[Directions]: Render the lines of the data from the one containing "298, 552, 520]" through the one containing "432, 109, 447]" as a JSON list of strings, one string per line, with blank lines omitted.

++++++

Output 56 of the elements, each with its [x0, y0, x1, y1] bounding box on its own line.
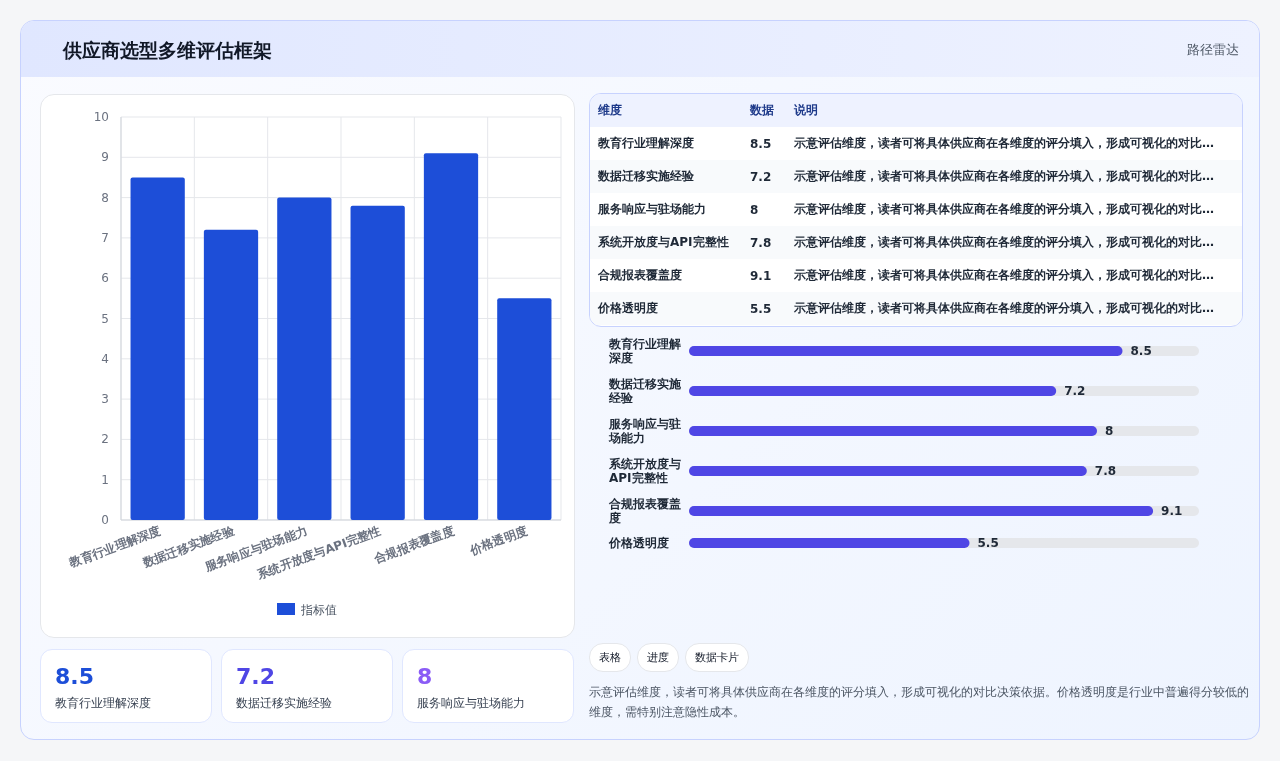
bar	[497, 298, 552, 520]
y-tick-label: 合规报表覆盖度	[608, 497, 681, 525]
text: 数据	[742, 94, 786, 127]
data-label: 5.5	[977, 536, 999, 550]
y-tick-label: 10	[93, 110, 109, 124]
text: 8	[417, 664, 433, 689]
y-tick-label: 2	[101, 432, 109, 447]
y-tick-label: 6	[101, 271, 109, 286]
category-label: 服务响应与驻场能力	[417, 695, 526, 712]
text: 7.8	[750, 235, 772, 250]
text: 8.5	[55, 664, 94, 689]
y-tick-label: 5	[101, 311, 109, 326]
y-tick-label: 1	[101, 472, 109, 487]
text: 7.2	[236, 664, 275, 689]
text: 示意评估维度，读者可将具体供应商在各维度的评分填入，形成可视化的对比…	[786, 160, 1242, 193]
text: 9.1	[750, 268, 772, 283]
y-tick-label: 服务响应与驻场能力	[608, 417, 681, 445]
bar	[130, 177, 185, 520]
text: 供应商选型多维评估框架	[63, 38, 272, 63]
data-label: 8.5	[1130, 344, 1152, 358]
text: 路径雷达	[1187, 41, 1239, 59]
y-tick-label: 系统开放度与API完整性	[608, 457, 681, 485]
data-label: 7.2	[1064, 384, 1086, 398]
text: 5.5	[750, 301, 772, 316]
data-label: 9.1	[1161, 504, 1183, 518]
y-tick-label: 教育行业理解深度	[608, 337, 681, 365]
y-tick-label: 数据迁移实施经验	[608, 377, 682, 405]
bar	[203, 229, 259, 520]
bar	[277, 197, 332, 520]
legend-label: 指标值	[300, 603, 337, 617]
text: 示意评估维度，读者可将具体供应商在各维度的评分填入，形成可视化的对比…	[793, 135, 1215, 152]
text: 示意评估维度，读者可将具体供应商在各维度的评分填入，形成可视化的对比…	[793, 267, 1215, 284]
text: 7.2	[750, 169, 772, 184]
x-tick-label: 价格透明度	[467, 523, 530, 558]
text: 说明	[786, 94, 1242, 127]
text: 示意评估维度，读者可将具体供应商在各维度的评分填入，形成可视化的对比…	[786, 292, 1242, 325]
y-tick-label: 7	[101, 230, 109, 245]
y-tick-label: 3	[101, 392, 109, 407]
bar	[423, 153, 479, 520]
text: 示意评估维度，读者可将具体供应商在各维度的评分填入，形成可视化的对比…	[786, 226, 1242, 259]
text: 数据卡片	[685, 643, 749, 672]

++++++

[Output of the exercise]:
[
  "bar\t[497, 298, 552, 520]",
  "y-tick-label: 合规报表覆盖度\t[608, 497, 681, 525]",
  "text: 数据\t[742, 94, 786, 127]",
  "data-label: 5.5\t[977, 536, 999, 550]",
  "y-tick-label: 10\t[93, 110, 109, 124]",
  "text: 8\t[417, 664, 433, 689]",
  "y-tick-label: 2\t[101, 432, 109, 447]"
]